[START OF AVAILABLE DATA]
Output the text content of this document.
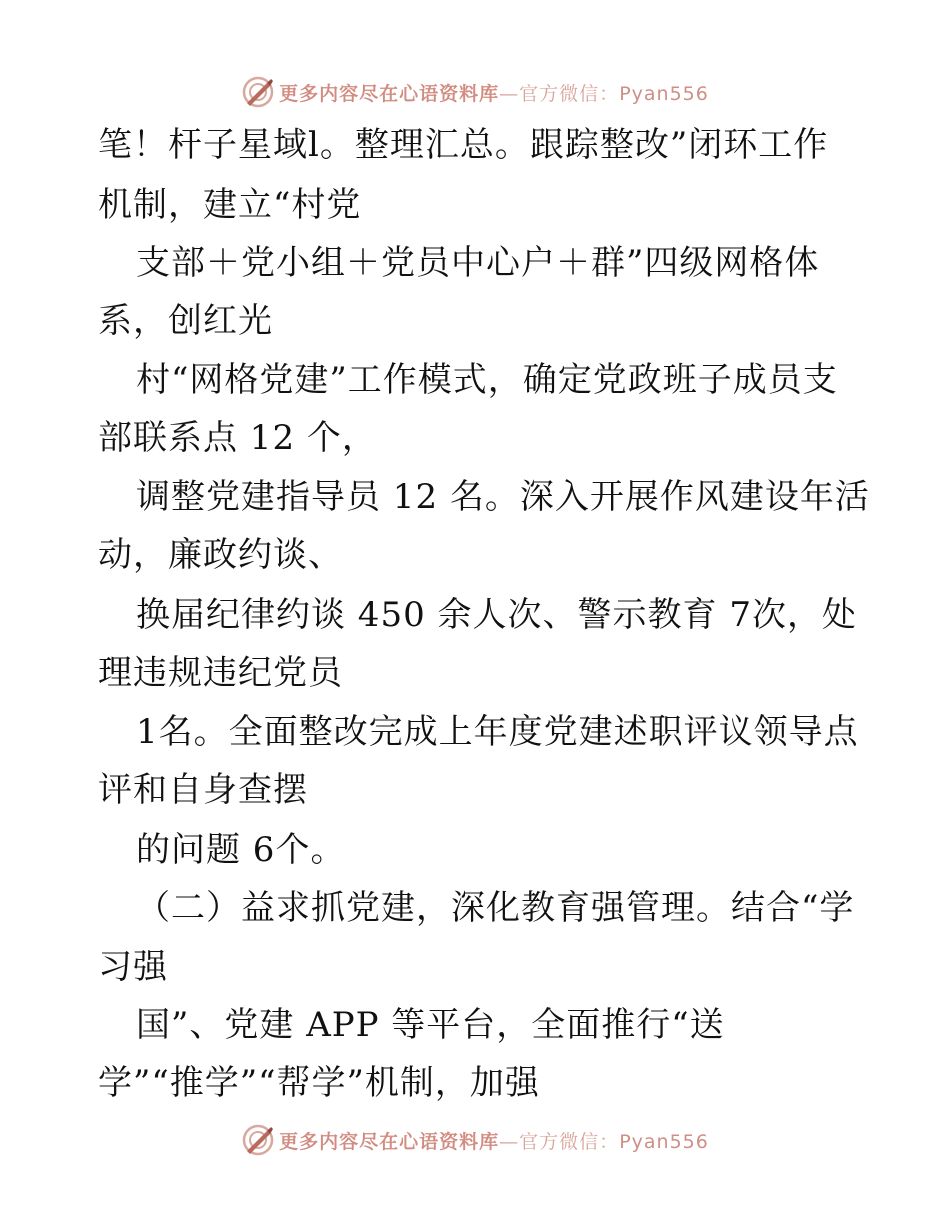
更多内容尽在心语资料库—官方微信：Pyan556
笔！杆子星域l。整理汇总。跟踪整改”闭环工作
机制，建立“村党
支部＋党小组＋党员中心户＋群”四级网格体
系，创红光
村“网格党建”工作模式，确定党政班子成员支
部联系点 12 个，
调整党建指导员 12 名。深入开展作风建设年活
动，廉政约谈、
换届纪律约谈 450 余人次、警示教育 7次，处
理违规违纪党员
1名。全面整改完成上年度党建述职评议领导点
评和自身查摆
的问题 6个。
（二）益求抓党建，深化教育强管理。结合“学
习强
国”、党建 APP 等平台，全面推行“送
学”“推学”“帮学”机制，加强
更多内容尽在心语资料库—官方微信：Pyan556
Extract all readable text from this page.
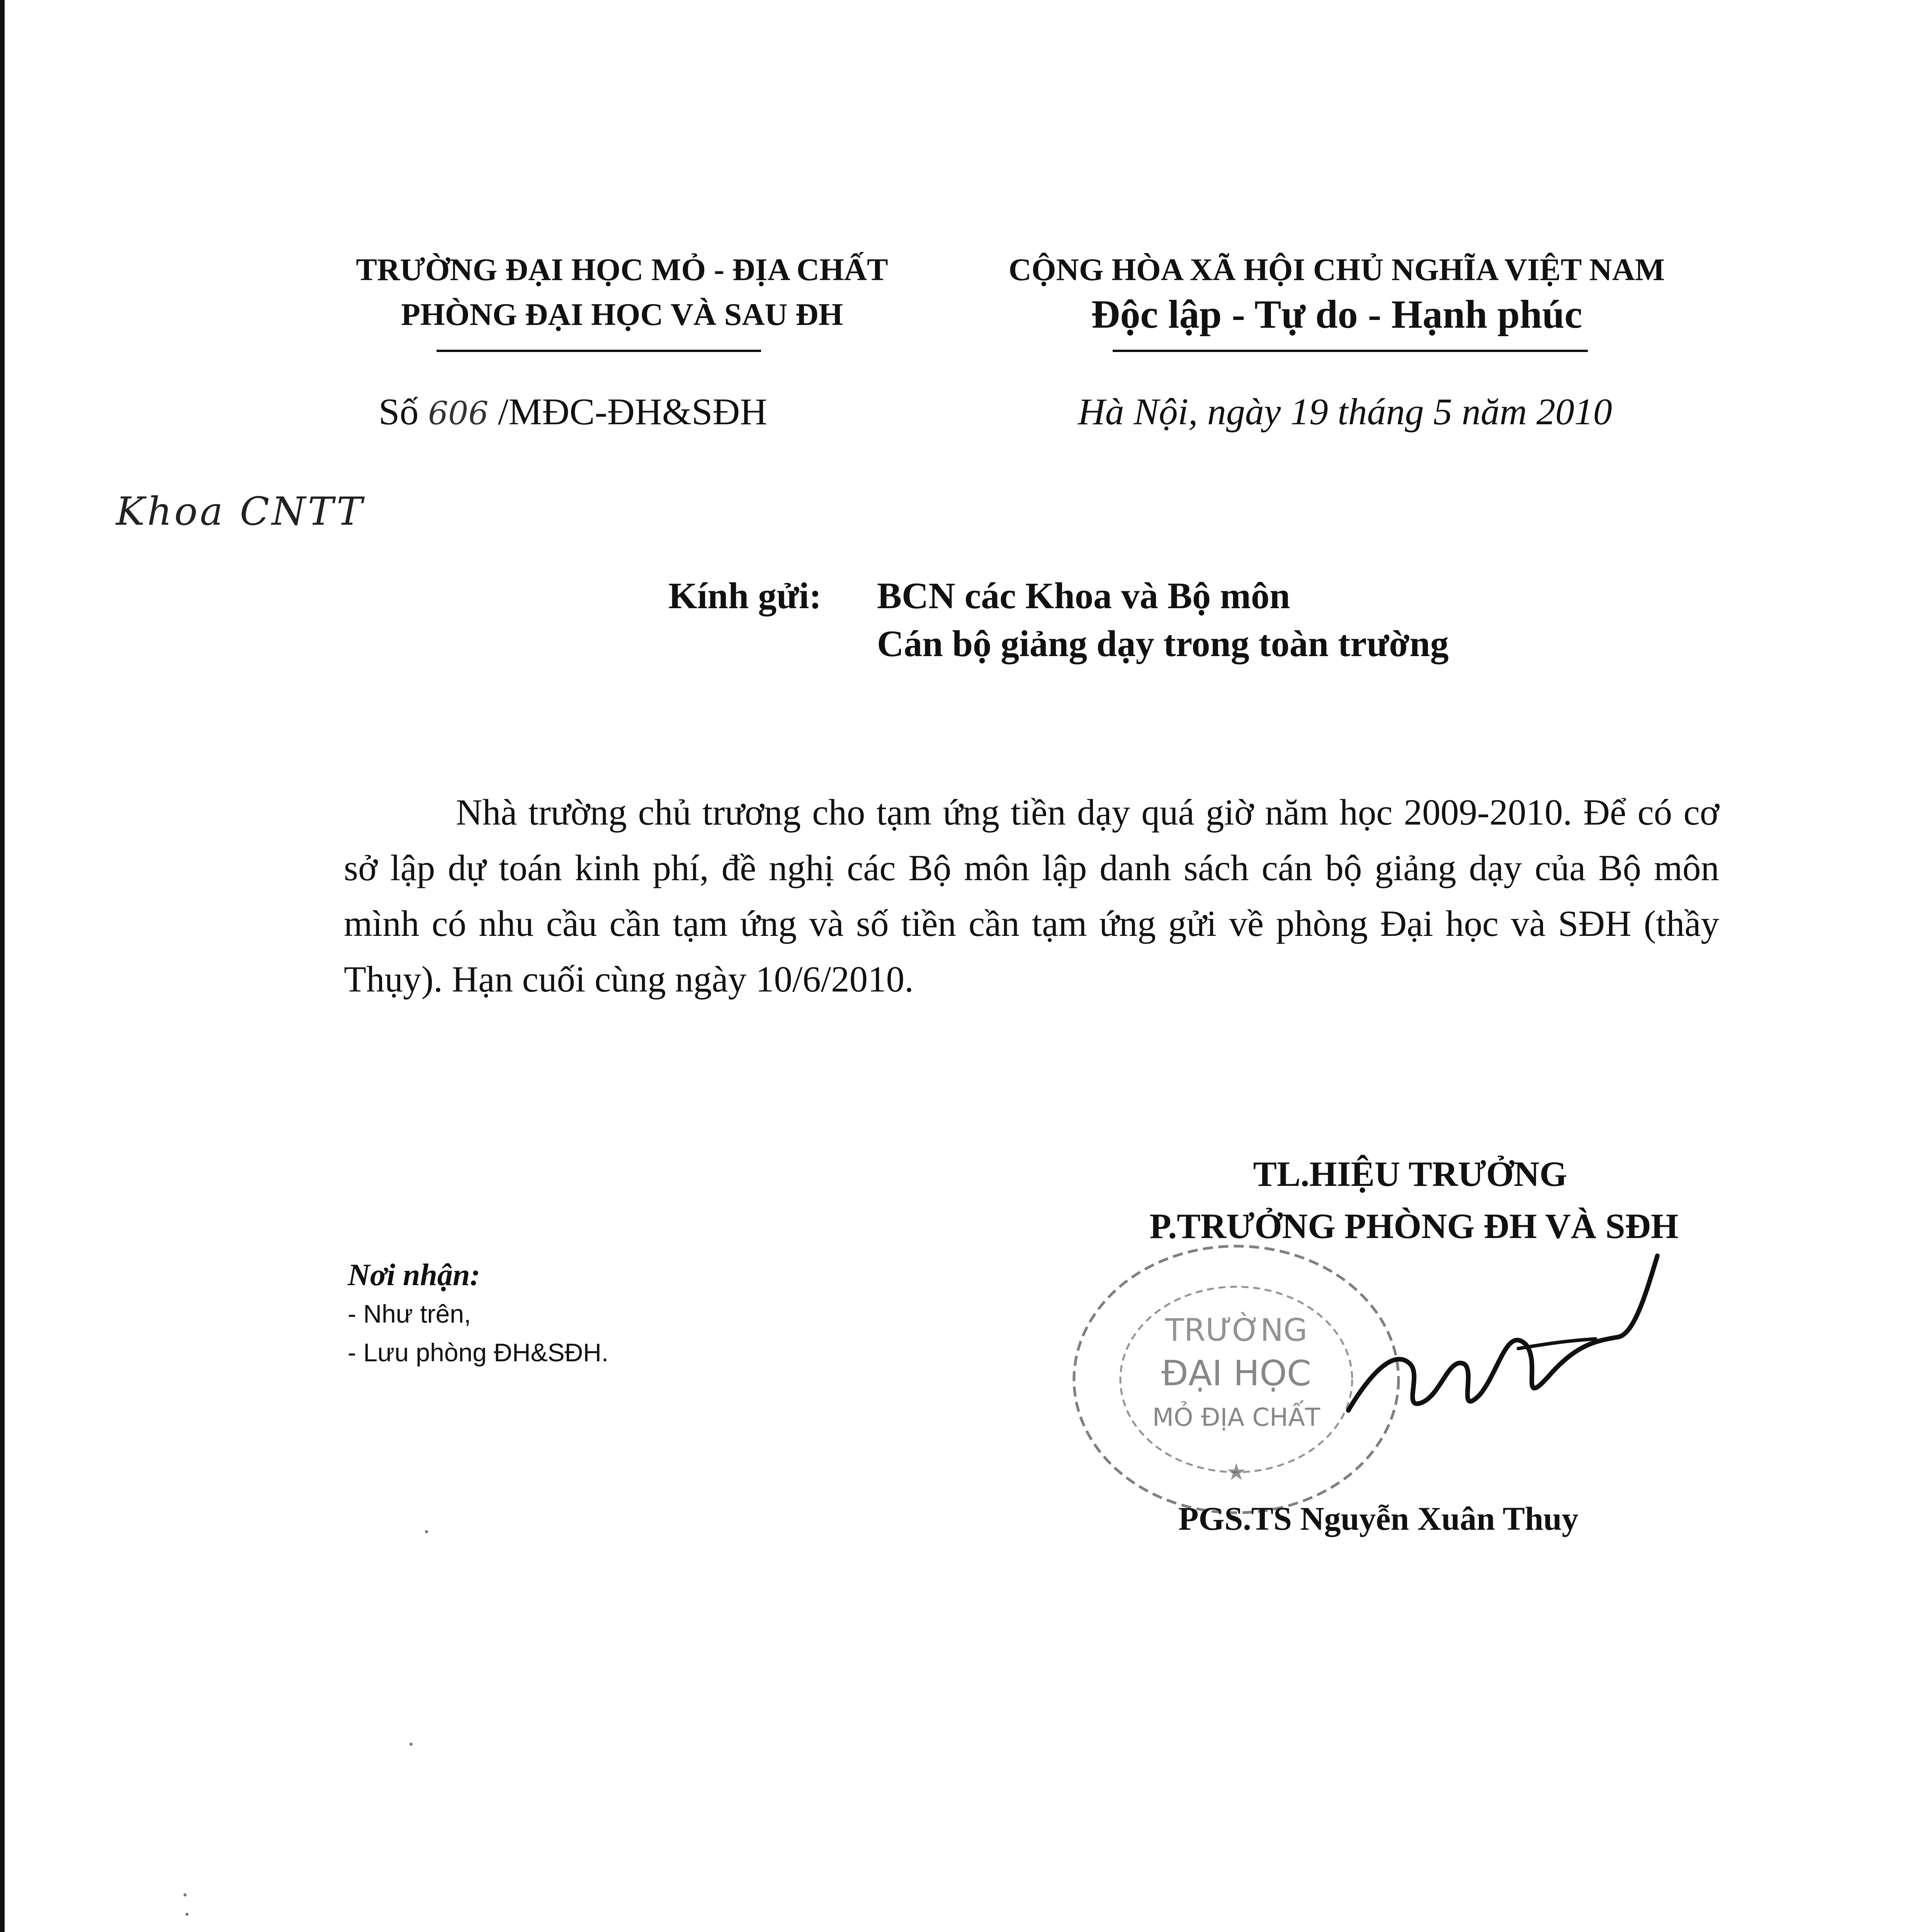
TRƯỜNG ĐẠI HỌC MỎ - ĐỊA CHẤT
PHÒNG ĐẠI HỌC VÀ SAU ĐH
CỘNG HÒA XÃ HỘI CHỦ NGHĨA VIỆT NAM
Độc lập - Tự do - Hạnh phúc
Số 606 /MĐC-ĐH&SĐH	Hà Nội, ngày 19 tháng 5 năm 2010
Khoa CNTT
Kính gửi: BCN các Khoa và Bộ môn
Cán bộ giảng dạy trong toàn trường

Nhà trường chủ trương cho tạm ứng tiền dạy quá giờ năm học 2009-2010. Để có cơ sở lập dự toán kinh phí, đề nghị các Bộ môn lập danh sách cán bộ giảng dạy của Bộ môn mình có nhu cầu cần tạm ứng và số tiền cần tạm ứng gửi về phòng Đại học và SĐH (thầy Thụy). Hạn cuối cùng ngày 10/6/2010.

TL.HIỆU TRƯỞNG
P.TRƯỞNG PHÒNG ĐH VÀ SĐH
TRƯỜNG
ĐẠI HỌC
MỎ ĐỊA CHẤT
★
PGS.TS Nguyễn Xuân Thuy
Nơi nhận:
- Như trên,
- Lưu phòng ĐH&SĐH.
[END OF AVAILABLE DATA]
> [DIRECTIVE]:
Print the listing above in full, exactly as written. Omit any pictures.

> [ANSWER FOR THIS EXERCISE]:
Output the text content of this document.
更多内容尽在心语资料库—官方微信：Pyan556
笔！杆子星域l。整理汇总。跟踪整改”闭环工作
机制，建立“村党
支部＋党小组＋党员中心户＋群”四级网格体
系，创红光
村“网格党建”工作模式，确定党政班子成员支
部联系点 12 个，
调整党建指导员 12 名。深入开展作风建设年活
动，廉政约谈、
换届纪律约谈 450 余人次、警示教育 7次，处
理违规违纪党员
1名。全面整改完成上年度党建述职评议领导点
评和自身查摆
的问题 6个。
（二）益求抓党建，深化教育强管理。结合“学
习强
国”、党建 APP 等平台，全面推行“送
学”“推学”“帮学”机制，加强
更多内容尽在心语资料库—官方微信：Pyan556
Extract all readable text from this page.
TRƯỜNG ĐẠI HỌC MỎ - ĐỊA CHẤT
PHÒNG ĐẠI HỌC VÀ SAU ĐH
CỘNG HÒA XÃ HỘI CHỦ NGHĨA VIỆT NAM
Độc lập - Tự do - Hạnh phúc
Số 606 /MĐC-ĐH&SĐH	Hà Nội, ngày 19 tháng 5 năm 2010
Khoa CNTT
Kính gửi: BCN các Khoa và Bộ môn
Cán bộ giảng dạy trong toàn trường

Nhà trường chủ trương cho tạm ứng tiền dạy quá giờ năm học 2009-2010. Để có cơ sở lập dự toán kinh phí, đề nghị các Bộ môn lập danh sách cán bộ giảng dạy của Bộ môn mình có nhu cầu cần tạm ứng và số tiền cần tạm ứng gửi về phòng Đại học và SĐH (thầy Thụy). Hạn cuối cùng ngày 10/6/2010.

TL.HIỆU TRƯỞNG
P.TRƯỞNG PHÒNG ĐH VÀ SĐH
TRƯỜNG
ĐẠI HỌC
MỎ ĐỊA CHẤT
★
PGS.TS Nguyễn Xuân Thuy
Nơi nhận:
- Như trên,
- Lưu phòng ĐH&SĐH.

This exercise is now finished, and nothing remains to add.